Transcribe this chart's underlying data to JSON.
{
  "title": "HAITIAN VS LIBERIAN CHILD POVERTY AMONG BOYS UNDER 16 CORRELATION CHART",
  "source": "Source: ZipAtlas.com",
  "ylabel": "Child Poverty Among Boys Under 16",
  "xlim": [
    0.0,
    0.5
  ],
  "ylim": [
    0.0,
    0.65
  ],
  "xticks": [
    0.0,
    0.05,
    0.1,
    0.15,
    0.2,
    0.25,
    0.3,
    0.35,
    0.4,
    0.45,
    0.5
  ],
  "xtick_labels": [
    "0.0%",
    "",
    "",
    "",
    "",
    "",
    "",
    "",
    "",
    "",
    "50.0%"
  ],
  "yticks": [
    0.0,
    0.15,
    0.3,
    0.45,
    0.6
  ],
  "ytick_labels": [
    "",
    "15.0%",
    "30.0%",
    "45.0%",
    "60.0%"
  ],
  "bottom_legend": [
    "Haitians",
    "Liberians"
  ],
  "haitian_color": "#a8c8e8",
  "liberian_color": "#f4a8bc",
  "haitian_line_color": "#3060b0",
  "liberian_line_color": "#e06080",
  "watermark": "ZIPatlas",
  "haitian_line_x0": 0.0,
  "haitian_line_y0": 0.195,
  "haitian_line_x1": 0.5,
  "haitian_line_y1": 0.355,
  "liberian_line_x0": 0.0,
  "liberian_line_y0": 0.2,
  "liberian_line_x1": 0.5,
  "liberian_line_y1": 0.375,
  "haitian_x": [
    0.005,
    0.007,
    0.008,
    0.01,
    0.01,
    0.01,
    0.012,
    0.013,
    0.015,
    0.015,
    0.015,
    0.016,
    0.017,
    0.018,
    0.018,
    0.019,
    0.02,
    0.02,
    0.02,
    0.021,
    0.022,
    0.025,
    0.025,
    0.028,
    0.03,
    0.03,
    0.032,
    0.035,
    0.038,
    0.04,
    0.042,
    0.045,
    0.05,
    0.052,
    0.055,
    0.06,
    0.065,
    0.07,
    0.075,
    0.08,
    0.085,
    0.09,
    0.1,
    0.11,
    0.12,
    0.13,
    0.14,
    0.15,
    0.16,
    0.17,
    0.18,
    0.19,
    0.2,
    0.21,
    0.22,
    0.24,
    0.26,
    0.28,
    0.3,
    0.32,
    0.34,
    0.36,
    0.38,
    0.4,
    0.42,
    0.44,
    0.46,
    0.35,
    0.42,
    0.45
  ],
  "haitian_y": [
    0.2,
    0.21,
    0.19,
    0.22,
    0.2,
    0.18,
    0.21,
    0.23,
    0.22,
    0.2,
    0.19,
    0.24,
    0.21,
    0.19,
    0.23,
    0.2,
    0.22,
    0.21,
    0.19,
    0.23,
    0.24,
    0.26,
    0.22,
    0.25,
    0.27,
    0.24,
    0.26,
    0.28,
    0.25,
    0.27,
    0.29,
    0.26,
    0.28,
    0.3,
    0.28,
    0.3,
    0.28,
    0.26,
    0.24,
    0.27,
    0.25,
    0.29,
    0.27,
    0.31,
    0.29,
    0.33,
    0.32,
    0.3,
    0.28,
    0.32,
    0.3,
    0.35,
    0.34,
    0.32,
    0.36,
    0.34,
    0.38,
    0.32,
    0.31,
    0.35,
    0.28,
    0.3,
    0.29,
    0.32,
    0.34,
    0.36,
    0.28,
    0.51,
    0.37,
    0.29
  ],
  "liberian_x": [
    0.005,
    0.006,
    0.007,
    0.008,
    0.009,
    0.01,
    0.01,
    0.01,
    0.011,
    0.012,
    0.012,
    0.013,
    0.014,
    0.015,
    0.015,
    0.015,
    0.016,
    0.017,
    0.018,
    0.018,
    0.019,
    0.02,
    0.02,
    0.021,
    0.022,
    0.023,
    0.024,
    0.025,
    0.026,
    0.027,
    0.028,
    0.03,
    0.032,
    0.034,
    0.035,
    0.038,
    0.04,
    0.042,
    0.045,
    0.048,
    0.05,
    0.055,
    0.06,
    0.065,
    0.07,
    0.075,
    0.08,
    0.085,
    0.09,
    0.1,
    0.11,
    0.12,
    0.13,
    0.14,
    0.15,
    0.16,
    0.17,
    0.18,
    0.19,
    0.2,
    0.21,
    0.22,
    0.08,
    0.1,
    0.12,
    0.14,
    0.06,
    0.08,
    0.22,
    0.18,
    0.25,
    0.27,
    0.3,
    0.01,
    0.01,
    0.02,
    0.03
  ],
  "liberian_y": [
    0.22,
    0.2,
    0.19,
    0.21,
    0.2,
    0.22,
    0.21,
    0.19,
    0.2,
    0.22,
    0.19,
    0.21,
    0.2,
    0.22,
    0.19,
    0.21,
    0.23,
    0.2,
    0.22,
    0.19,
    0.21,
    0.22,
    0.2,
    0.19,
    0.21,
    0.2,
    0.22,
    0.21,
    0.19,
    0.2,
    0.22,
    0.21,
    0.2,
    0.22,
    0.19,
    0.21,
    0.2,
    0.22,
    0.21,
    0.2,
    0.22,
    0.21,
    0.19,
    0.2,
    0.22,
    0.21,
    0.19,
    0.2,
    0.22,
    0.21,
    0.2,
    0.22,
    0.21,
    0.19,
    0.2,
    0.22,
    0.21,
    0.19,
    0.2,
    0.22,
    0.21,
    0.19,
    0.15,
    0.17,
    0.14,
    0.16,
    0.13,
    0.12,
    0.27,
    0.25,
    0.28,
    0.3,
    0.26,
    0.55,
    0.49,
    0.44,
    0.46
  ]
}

──────────────────────────────

• **BRIEF**
Every line of the records above needs to be given again exactly.

• **THE RESPONSE**
Transcribe this chart's underlying data to JSON.
{
  "title": "HAITIAN VS LIBERIAN CHILD POVERTY AMONG BOYS UNDER 16 CORRELATION CHART",
  "source": "Source: ZipAtlas.com",
  "ylabel": "Child Poverty Among Boys Under 16",
  "xlim": [
    0.0,
    0.5
  ],
  "ylim": [
    0.0,
    0.65
  ],
  "xticks": [
    0.0,
    0.05,
    0.1,
    0.15,
    0.2,
    0.25,
    0.3,
    0.35,
    0.4,
    0.45,
    0.5
  ],
  "xtick_labels": [
    "0.0%",
    "",
    "",
    "",
    "",
    "",
    "",
    "",
    "",
    "",
    "50.0%"
  ],
  "yticks": [
    0.0,
    0.15,
    0.3,
    0.45,
    0.6
  ],
  "ytick_labels": [
    "",
    "15.0%",
    "30.0%",
    "45.0%",
    "60.0%"
  ],
  "bottom_legend": [
    "Haitians",
    "Liberians"
  ],
  "haitian_color": "#a8c8e8",
  "liberian_color": "#f4a8bc",
  "haitian_line_color": "#3060b0",
  "liberian_line_color": "#e06080",
  "watermark": "ZIPatlas",
  "haitian_line_x0": 0.0,
  "haitian_line_y0": 0.195,
  "haitian_line_x1": 0.5,
  "haitian_line_y1": 0.355,
  "liberian_line_x0": 0.0,
  "liberian_line_y0": 0.2,
  "liberian_line_x1": 0.5,
  "liberian_line_y1": 0.375,
  "haitian_x": [
    0.005,
    0.007,
    0.008,
    0.01,
    0.01,
    0.01,
    0.012,
    0.013,
    0.015,
    0.015,
    0.015,
    0.016,
    0.017,
    0.018,
    0.018,
    0.019,
    0.02,
    0.02,
    0.02,
    0.021,
    0.022,
    0.025,
    0.025,
    0.028,
    0.03,
    0.03,
    0.032,
    0.035,
    0.038,
    0.04,
    0.042,
    0.045,
    0.05,
    0.052,
    0.055,
    0.06,
    0.065,
    0.07,
    0.075,
    0.08,
    0.085,
    0.09,
    0.1,
    0.11,
    0.12,
    0.13,
    0.14,
    0.15,
    0.16,
    0.17,
    0.18,
    0.19,
    0.2,
    0.21,
    0.22,
    0.24,
    0.26,
    0.28,
    0.3,
    0.32,
    0.34,
    0.36,
    0.38,
    0.4,
    0.42,
    0.44,
    0.46,
    0.35,
    0.42,
    0.45
  ],
  "haitian_y": [
    0.2,
    0.21,
    0.19,
    0.22,
    0.2,
    0.18,
    0.21,
    0.23,
    0.22,
    0.2,
    0.19,
    0.24,
    0.21,
    0.19,
    0.23,
    0.2,
    0.22,
    0.21,
    0.19,
    0.23,
    0.24,
    0.26,
    0.22,
    0.25,
    0.27,
    0.24,
    0.26,
    0.28,
    0.25,
    0.27,
    0.29,
    0.26,
    0.28,
    0.3,
    0.28,
    0.3,
    0.28,
    0.26,
    0.24,
    0.27,
    0.25,
    0.29,
    0.27,
    0.31,
    0.29,
    0.33,
    0.32,
    0.3,
    0.28,
    0.32,
    0.3,
    0.35,
    0.34,
    0.32,
    0.36,
    0.34,
    0.38,
    0.32,
    0.31,
    0.35,
    0.28,
    0.3,
    0.29,
    0.32,
    0.34,
    0.36,
    0.28,
    0.51,
    0.37,
    0.29
  ],
  "liberian_x": [
    0.005,
    0.006,
    0.007,
    0.008,
    0.009,
    0.01,
    0.01,
    0.01,
    0.011,
    0.012,
    0.012,
    0.013,
    0.014,
    0.015,
    0.015,
    0.015,
    0.016,
    0.017,
    0.018,
    0.018,
    0.019,
    0.02,
    0.02,
    0.021,
    0.022,
    0.023,
    0.024,
    0.025,
    0.026,
    0.027,
    0.028,
    0.03,
    0.032,
    0.034,
    0.035,
    0.038,
    0.04,
    0.042,
    0.045,
    0.048,
    0.05,
    0.055,
    0.06,
    0.065,
    0.07,
    0.075,
    0.08,
    0.085,
    0.09,
    0.1,
    0.11,
    0.12,
    0.13,
    0.14,
    0.15,
    0.16,
    0.17,
    0.18,
    0.19,
    0.2,
    0.21,
    0.22,
    0.08,
    0.1,
    0.12,
    0.14,
    0.06,
    0.08,
    0.22,
    0.18,
    0.25,
    0.27,
    0.3,
    0.01,
    0.01,
    0.02,
    0.03
  ],
  "liberian_y": [
    0.22,
    0.2,
    0.19,
    0.21,
    0.2,
    0.22,
    0.21,
    0.19,
    0.2,
    0.22,
    0.19,
    0.21,
    0.2,
    0.22,
    0.19,
    0.21,
    0.23,
    0.2,
    0.22,
    0.19,
    0.21,
    0.22,
    0.2,
    0.19,
    0.21,
    0.2,
    0.22,
    0.21,
    0.19,
    0.2,
    0.22,
    0.21,
    0.2,
    0.22,
    0.19,
    0.21,
    0.2,
    0.22,
    0.21,
    0.2,
    0.22,
    0.21,
    0.19,
    0.2,
    0.22,
    0.21,
    0.19,
    0.2,
    0.22,
    0.21,
    0.2,
    0.22,
    0.21,
    0.19,
    0.2,
    0.22,
    0.21,
    0.19,
    0.2,
    0.22,
    0.21,
    0.19,
    0.15,
    0.17,
    0.14,
    0.16,
    0.13,
    0.12,
    0.27,
    0.25,
    0.28,
    0.3,
    0.26,
    0.55,
    0.49,
    0.44,
    0.46
  ]
}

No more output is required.